**抜粋テキスト**
「花の都でCD漁り」

この夏、観光旅行で6日ほどパリに滞在しまして、名所をあちこち観光したのですが、
もう一つの楽しみにしていたのがCD屋めぐりでした。
海外のどこへ行ってもCD屋やカセットの屋台なんかは必ず覗くのですが、
今回は何と言っても「ワールド・ミュージックの発信地」パリですから、
期待に胸を膨らませて、10枚くらいは買うつもりで出掛けたのです。

ワタシが最も欲しかったのは、ジャケ買い覚悟の東欧ロックと、
ラーハット・ヌスラット・ファテ・アリ・ハーン(パキスタン)の英盤のソロ。
その他、ヨーロッパものトラッド系ロックを狙ってました。
日本で手に入りそうなもの、メッチャ高いものは買わない、とも決めていました。
衝動買いも恐いので、あらかじめネットやミュージック・マガジンなどで
リストアップもしておきました。

街を歩いていて、目に付くのはヴァージン・メガストール(Virgin Megastore)。
それと、日本ではあまりお馴染みでないフナック(Fnac)で、
その他のTowerやHMVといった大型店は見つけられませんでした。
滞在中も小さなCDショップや中古を扱うような店を見かけることもほとんどなく、
少々肩すかし。
あったとしても、大した店じゃなかったり。
そういや、楽器屋も見いひんかったなあ(楽器を買うつもりもあったのに)。
まあ、事前の取材も足りなかったのですが・・・。

最初に行ったのは、宿のあったラ・デファンスという郊外新都心のヴァージン。
大型ショッピング・コンプレックスの中にある大きなお店でした。
まず、何がどこに売ってるやら、皆目分からん。
5分ほどうろうろ戸惑ってると、
ハーン、仏語・英語と、ジャンル別に分かれてんねんなと分かってきまして、
とりあえずワールド・ミュージックのコーナーへ。
ここでも、何がどの国・地域なんだか・・・・・?????
10分ぐらいで大体理解できたところで、皿漁り開始!
予想通り、北アフリカ系(マグレブ)やブラック・アフリカ系が豊富で、
意外とサルサやズークなど、ラテンも多かった。
そういや、お土産屋のラジカセからも、レゲエと同じくらいラテンも流れてたな。
ところが、私の期待していたヨーロッパものは少々貧弱。
日本と同じくバルカン・ロマものは流行ってたみたいやけど、新味はなし。
それにしても、フランスのCDは高いっっっっ! これは予想以上でした。
少々落胆しながら、次の4枚をゲット。

"PLEINE LUNE" by Merzhin;仏・ブルターニュのロックらしい(下のジャケ)
"BOHEME DE CRISTAL" by Lo'Jo;仏の無国籍ロックらしい
"2" by Femmouzes T.;仏人とブラジル人の女性デュオ
"YELELE" by Monique Seka;コート・ジヴォアールの女性で、「アフロ・ズーク」らしい
           (表記はジャケのままです。仏語が読めないので、悪しからず。)
PLEINE LUNE

翌日も、シャンゼリゼ通りのヴァージンへ。
ここは、デカイ!! パリで1番のようです。

**小課題 A**
パリのCD店めぐりの文章では、筆者が最初に行ったヴァージンはどこにありましたか。
この文章と後に続く一覧とは互いに関係がありません。

レイアウト注釈記録
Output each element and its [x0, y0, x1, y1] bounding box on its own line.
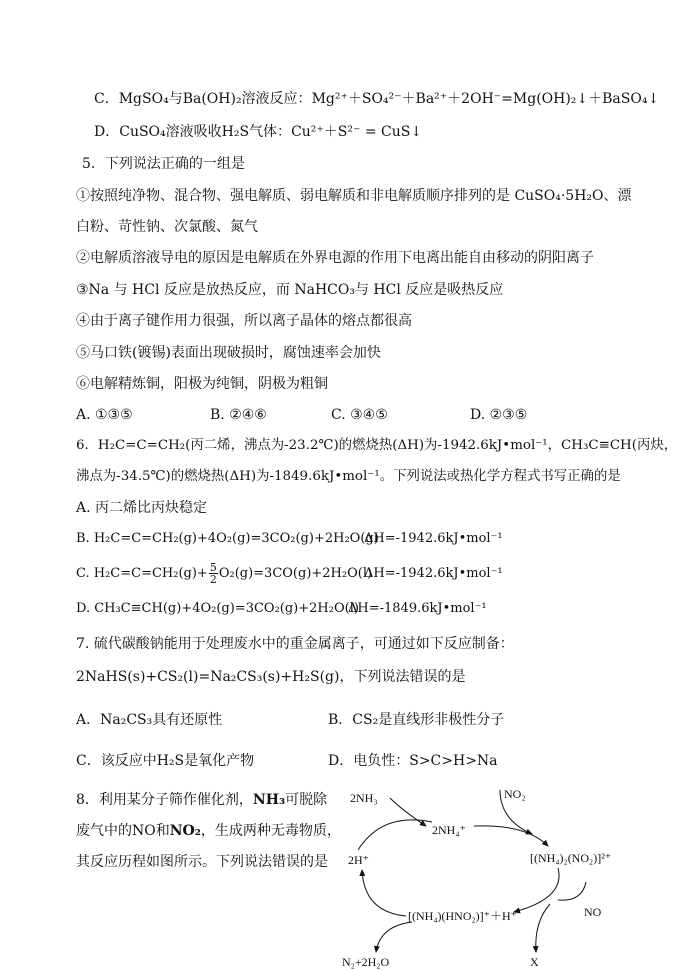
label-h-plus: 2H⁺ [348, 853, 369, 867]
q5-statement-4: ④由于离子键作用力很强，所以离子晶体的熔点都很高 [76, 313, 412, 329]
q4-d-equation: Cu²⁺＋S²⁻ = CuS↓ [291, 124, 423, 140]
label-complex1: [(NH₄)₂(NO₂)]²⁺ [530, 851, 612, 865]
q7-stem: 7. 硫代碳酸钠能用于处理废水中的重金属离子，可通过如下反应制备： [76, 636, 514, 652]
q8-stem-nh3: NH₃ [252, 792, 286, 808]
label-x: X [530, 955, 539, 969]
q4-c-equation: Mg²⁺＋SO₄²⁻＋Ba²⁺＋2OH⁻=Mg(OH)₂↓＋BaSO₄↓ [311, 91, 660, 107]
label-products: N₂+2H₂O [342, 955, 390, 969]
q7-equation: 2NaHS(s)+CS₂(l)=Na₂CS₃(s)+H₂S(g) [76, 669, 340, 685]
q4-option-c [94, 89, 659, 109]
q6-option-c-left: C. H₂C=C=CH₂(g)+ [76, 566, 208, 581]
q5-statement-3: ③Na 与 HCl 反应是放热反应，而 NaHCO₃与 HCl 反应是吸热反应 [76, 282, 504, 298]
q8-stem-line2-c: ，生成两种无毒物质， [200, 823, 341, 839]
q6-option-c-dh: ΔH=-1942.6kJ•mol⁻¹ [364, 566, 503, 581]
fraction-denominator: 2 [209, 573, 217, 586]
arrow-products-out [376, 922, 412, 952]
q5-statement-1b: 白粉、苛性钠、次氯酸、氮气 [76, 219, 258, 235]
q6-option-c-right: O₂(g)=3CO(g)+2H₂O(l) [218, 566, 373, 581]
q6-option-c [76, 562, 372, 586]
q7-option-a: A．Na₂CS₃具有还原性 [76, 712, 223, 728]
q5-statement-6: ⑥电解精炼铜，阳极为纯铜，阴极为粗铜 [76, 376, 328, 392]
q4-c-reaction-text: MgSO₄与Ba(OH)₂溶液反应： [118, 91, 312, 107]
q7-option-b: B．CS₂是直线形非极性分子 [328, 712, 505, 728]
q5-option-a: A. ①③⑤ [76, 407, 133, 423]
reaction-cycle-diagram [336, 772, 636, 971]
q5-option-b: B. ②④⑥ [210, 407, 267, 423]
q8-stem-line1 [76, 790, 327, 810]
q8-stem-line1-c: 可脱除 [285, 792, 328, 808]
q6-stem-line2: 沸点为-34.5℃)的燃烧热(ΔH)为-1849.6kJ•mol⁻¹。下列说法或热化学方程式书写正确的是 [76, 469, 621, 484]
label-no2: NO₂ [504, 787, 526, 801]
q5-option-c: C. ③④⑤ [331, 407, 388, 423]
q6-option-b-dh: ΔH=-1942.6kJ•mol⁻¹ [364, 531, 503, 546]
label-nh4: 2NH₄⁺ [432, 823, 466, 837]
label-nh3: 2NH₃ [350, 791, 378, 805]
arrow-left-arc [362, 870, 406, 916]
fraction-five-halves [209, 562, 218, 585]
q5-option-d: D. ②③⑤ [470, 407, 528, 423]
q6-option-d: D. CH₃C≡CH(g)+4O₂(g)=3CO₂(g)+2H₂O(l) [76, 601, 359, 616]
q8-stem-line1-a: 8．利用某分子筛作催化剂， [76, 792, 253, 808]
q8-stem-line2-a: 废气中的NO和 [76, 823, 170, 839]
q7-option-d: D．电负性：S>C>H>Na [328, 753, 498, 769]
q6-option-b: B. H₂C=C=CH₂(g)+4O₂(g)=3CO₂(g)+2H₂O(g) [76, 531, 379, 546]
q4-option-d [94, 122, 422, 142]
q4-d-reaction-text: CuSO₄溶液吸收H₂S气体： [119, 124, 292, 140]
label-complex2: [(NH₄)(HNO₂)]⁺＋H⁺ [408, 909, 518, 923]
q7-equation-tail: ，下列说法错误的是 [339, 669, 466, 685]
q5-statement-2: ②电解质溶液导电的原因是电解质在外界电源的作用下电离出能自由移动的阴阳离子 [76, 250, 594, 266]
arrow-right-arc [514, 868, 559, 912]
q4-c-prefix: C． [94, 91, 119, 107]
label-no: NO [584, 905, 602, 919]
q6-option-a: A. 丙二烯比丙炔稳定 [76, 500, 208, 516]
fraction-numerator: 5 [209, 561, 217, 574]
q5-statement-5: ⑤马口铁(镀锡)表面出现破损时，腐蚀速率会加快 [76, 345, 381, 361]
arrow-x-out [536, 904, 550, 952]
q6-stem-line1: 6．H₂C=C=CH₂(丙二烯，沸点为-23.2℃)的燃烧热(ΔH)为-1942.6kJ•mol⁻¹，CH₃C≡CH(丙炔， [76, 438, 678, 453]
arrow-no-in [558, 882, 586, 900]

**小課題 B**
一覧の「label-h-plus: 2H⁺ [348, 853, 369, 867]」を含む行から「q5-statement-6: ⑥电解精炼铜，阳极为纯铜，阴极为粗铜 [76, 376, 328, 392]」を含む行までを修正し、「离子晶体」を「分子晶体」に置き換えた形で示してください。それ以外は変えず、この範囲の行だけを出力すること。

**解答 A**
宿のあったラ・デファンスという郊外新都心にありました。

**解答 B**
label-h-plus: 2H⁺ [348, 853, 369, 867]
q5-statement-4: ④由于离子键作用力很强，所以分子晶体的熔点都很高 [76, 313, 412, 329]
q4-d-equation: Cu²⁺＋S²⁻ = CuS↓ [291, 124, 423, 140]
label-complex1: [(NH₄)₂(NO₂)]²⁺ [530, 851, 612, 865]
q7-stem: 7. 硫代碳酸钠能用于处理废水中的重金属离子，可通过如下反应制备： [76, 636, 514, 652]
q8-stem-nh3: NH₃ [252, 792, 286, 808]
label-x: X [530, 955, 539, 969]
q4-c-equation: Mg²⁺＋SO₄²⁻＋Ba²⁺＋2OH⁻=Mg(OH)₂↓＋BaSO₄↓ [311, 91, 660, 107]
label-products: N₂+2H₂O [342, 955, 390, 969]
q7-equation: 2NaHS(s)+CS₂(l)=Na₂CS₃(s)+H₂S(g) [76, 669, 340, 685]
q4-option-c [94, 89, 659, 109]
q6-option-c-left: C. H₂C=C=CH₂(g)+ [76, 566, 208, 581]
q5-statement-3: ③Na 与 HCl 反应是放热反应，而 NaHCO₃与 HCl 反应是吸热反应 [76, 282, 504, 298]
q8-stem-line2-c: ，生成两种无毒物质， [200, 823, 341, 839]
q6-option-c-dh: ΔH=-1942.6kJ•mol⁻¹ [364, 566, 503, 581]
fraction-denominator: 2 [209, 573, 217, 586]
arrow-products-out [376, 922, 412, 952]
q5-statement-1b: 白粉、苛性钠、次氯酸、氮气 [76, 219, 258, 235]
q6-option-c-right: O₂(g)=3CO(g)+2H₂O(l) [218, 566, 373, 581]
q6-option-c [76, 562, 372, 586]
q7-option-a: A．Na₂CS₃具有还原性 [76, 712, 223, 728]
q5-statement-6: ⑥电解精炼铜，阳极为纯铜，阴极为粗铜 [76, 376, 328, 392]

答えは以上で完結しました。